- _What is expected_
Would you extract the whole listing below and retype it exactly?

[Dataset entries]
begin

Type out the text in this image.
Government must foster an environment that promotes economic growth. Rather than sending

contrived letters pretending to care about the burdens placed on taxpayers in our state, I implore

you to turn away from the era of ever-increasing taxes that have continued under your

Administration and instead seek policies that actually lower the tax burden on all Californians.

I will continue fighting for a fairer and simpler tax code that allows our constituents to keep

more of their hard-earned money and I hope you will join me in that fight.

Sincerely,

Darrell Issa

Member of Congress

end

- _Exercise solution_
Type out the text in this image.
Government must foster an environment that promotes economic growth. Rather than sending

contrived letters pretending to care about the burdens placed on taxpayers in our state, I implore

you to turn away from the era of ever-increasing taxes that have continued under your

Administration and instead seek policies that actually lower the tax burden on all Californians.

I will continue fighting for a fairer and simpler tax code that allows our constituents to keep

more of their hard-earned money and I hope you will join me in that fight.

Sincerely,

Darrell Issa

Member of Congress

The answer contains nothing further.